REQUEST
Search the records for "screenshot" and copy each line that holds it.

PROVIDED INFORMATION
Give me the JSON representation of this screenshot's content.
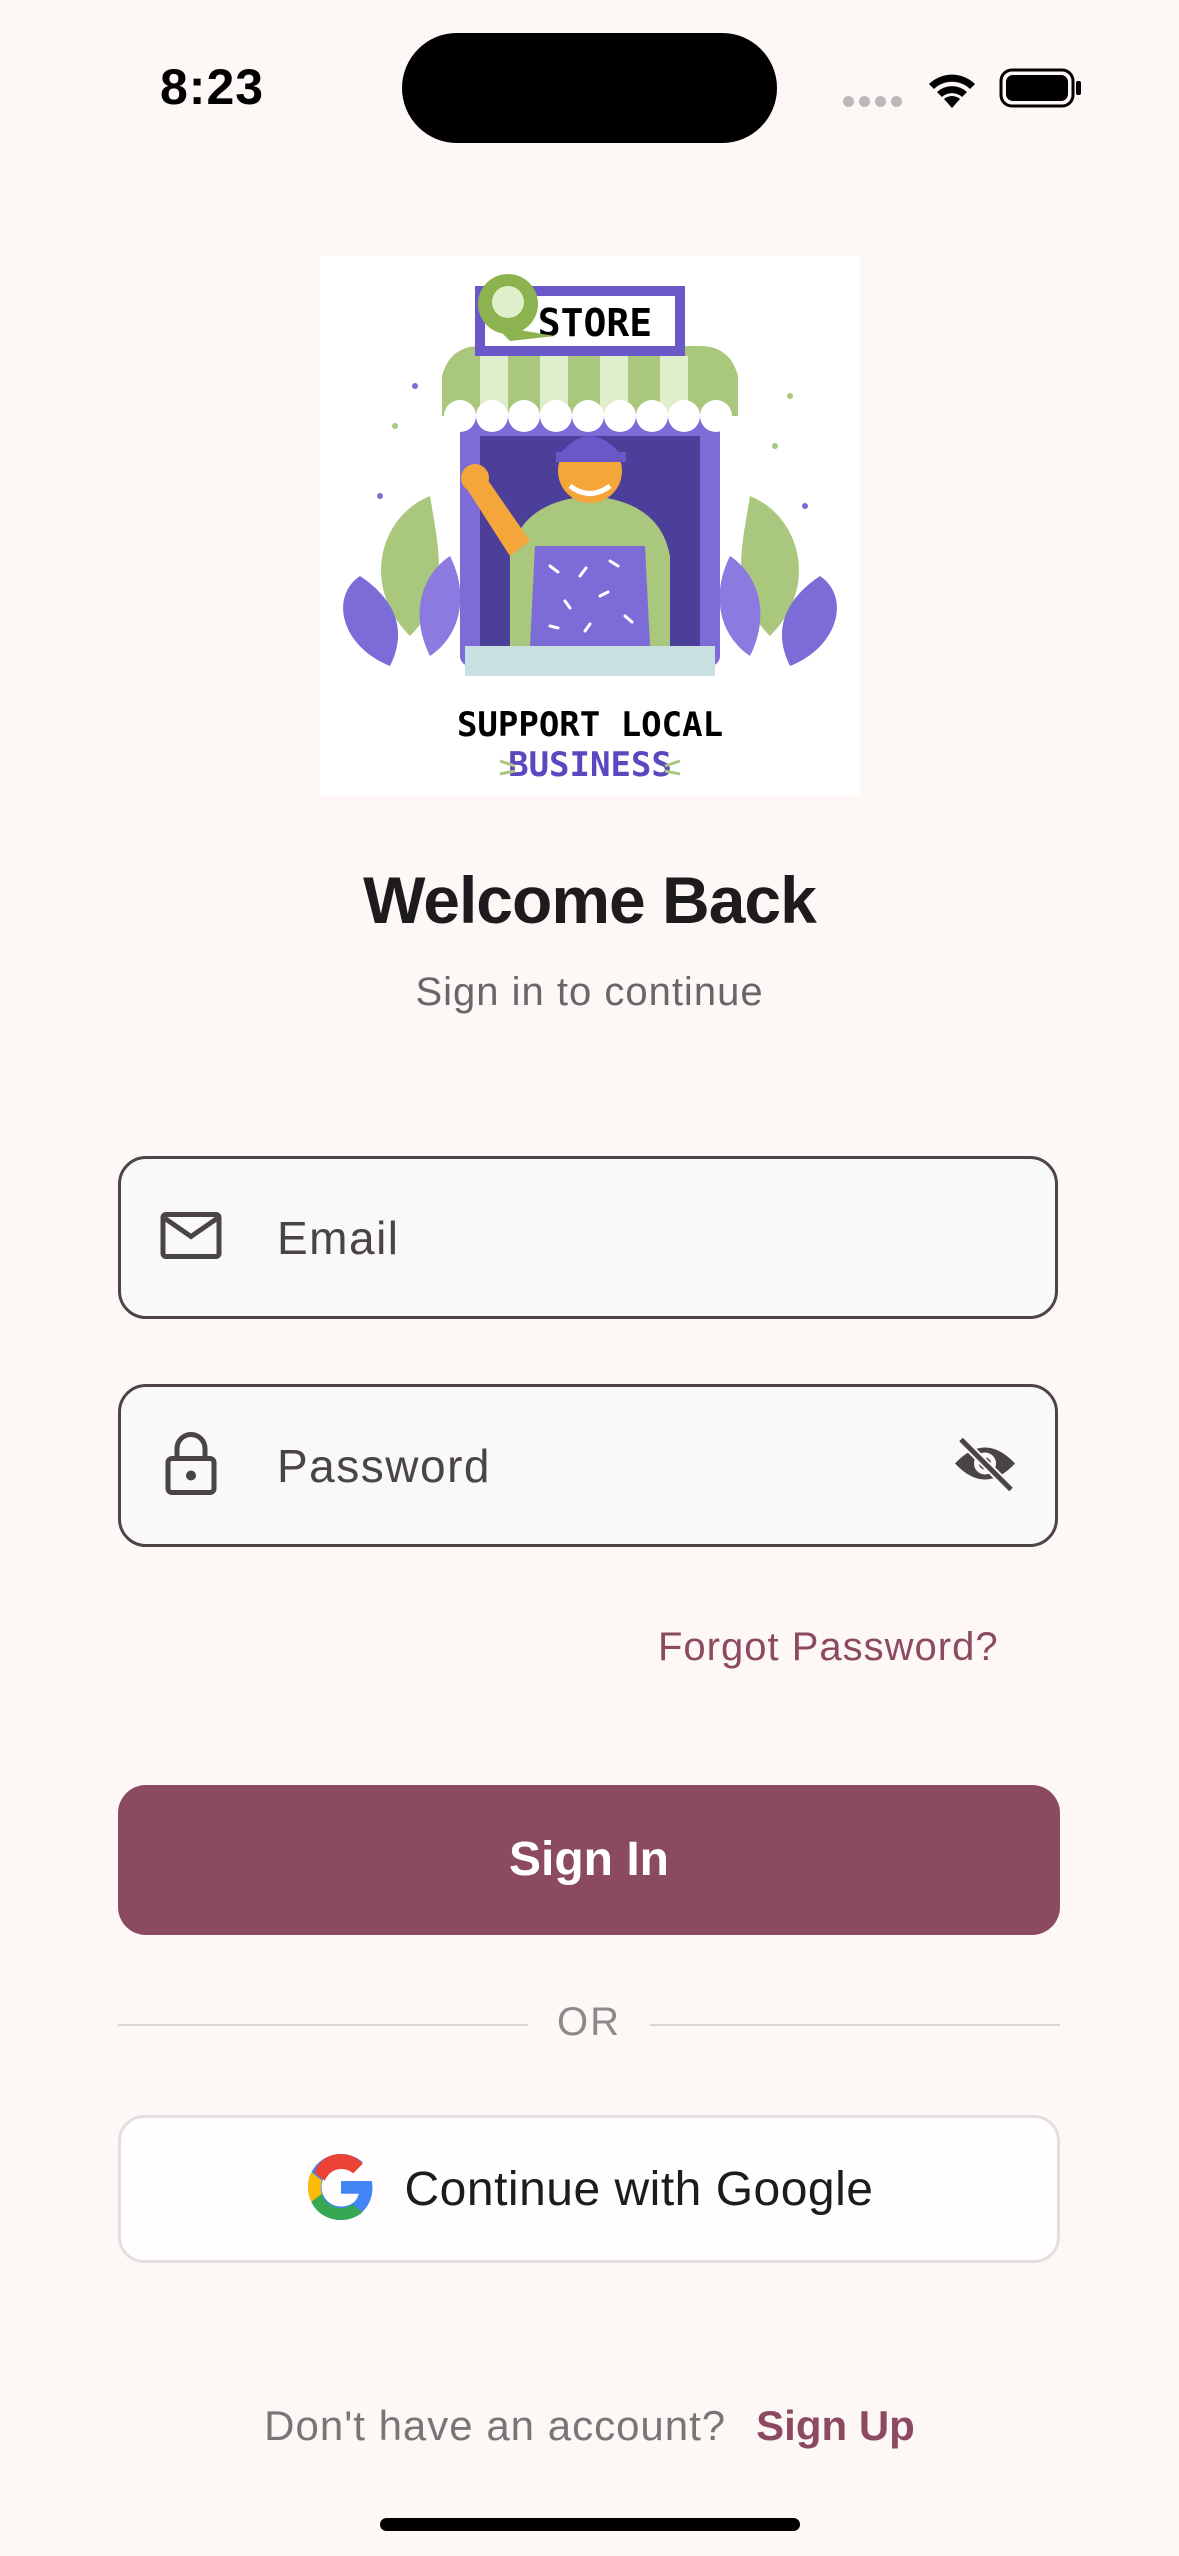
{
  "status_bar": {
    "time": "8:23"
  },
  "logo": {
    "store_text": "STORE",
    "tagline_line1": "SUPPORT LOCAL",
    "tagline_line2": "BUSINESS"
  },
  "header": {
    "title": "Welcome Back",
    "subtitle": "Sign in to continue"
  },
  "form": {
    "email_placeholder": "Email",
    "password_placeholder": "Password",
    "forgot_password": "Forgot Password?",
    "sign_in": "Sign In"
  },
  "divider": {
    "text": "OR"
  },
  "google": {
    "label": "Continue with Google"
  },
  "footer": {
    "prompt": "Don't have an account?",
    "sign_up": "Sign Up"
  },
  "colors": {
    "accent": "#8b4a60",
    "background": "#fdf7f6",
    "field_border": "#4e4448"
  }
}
--
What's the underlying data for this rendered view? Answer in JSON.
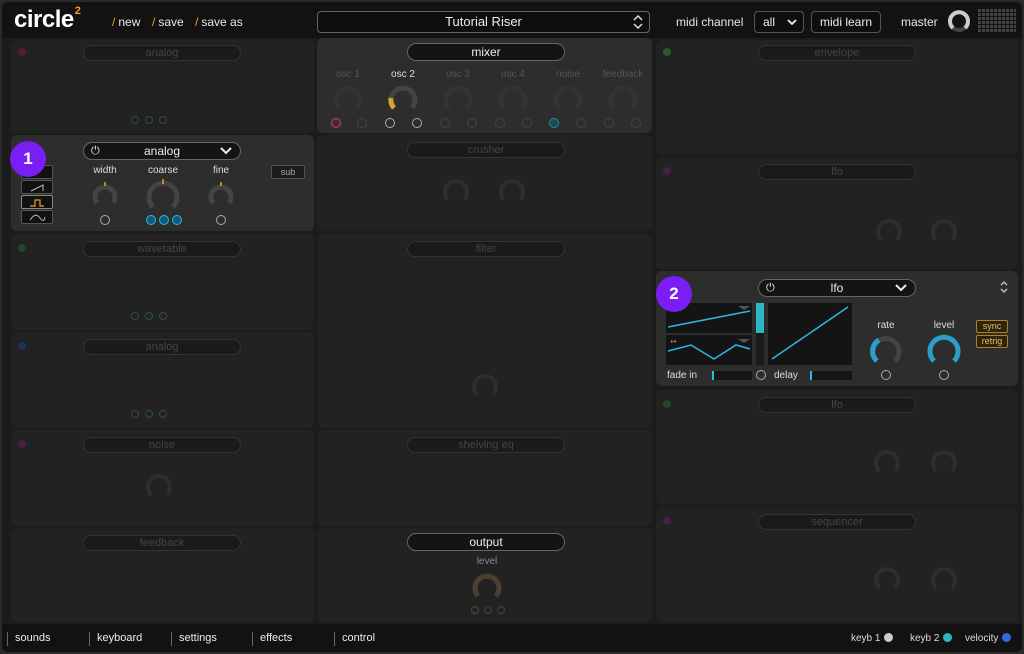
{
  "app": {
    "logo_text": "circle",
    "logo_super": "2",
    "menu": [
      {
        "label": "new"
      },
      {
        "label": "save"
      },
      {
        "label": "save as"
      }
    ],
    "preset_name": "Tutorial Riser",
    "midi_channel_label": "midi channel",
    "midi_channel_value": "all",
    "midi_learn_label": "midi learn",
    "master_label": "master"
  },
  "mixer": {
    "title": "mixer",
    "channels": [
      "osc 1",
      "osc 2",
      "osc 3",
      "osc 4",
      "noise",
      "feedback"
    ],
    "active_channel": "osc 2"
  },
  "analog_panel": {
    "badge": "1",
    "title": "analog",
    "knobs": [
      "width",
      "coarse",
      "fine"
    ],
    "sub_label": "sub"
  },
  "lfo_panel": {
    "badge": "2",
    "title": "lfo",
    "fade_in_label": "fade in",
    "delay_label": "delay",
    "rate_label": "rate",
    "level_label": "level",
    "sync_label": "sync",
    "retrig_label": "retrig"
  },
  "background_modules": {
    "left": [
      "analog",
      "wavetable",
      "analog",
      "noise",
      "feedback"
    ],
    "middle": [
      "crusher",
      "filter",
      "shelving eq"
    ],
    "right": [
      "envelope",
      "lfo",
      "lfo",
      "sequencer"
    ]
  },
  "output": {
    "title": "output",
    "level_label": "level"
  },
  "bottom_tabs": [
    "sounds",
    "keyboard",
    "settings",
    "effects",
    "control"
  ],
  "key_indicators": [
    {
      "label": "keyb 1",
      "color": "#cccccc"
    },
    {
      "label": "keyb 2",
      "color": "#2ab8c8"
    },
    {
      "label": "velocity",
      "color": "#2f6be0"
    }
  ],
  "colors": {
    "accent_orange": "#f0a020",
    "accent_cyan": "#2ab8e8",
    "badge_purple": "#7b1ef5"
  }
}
==
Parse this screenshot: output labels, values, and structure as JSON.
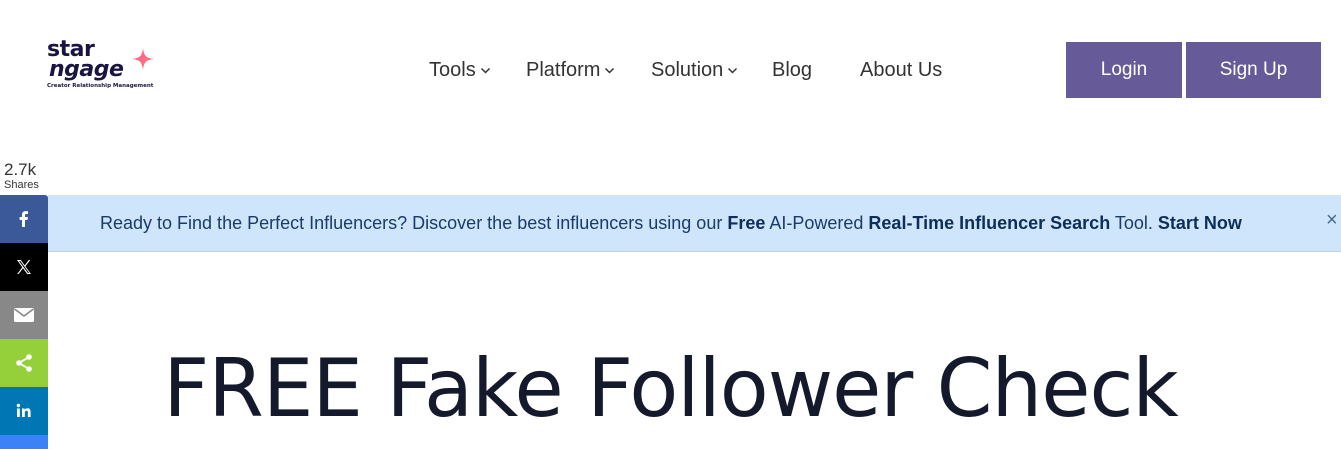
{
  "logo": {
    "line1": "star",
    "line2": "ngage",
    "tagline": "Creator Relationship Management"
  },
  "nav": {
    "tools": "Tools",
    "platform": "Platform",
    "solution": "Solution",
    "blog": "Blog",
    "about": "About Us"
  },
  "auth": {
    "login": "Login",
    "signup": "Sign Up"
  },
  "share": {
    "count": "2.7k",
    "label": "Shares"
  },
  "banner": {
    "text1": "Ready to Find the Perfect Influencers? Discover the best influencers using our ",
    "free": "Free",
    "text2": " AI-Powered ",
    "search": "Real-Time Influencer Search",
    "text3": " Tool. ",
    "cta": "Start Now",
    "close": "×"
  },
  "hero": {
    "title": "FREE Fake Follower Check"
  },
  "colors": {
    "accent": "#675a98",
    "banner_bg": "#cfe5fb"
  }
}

EXERCISE RESULT
Give me the JSON representation of this screenshot's content.
Parse this screenshot: output labels, values, and structure as JSON.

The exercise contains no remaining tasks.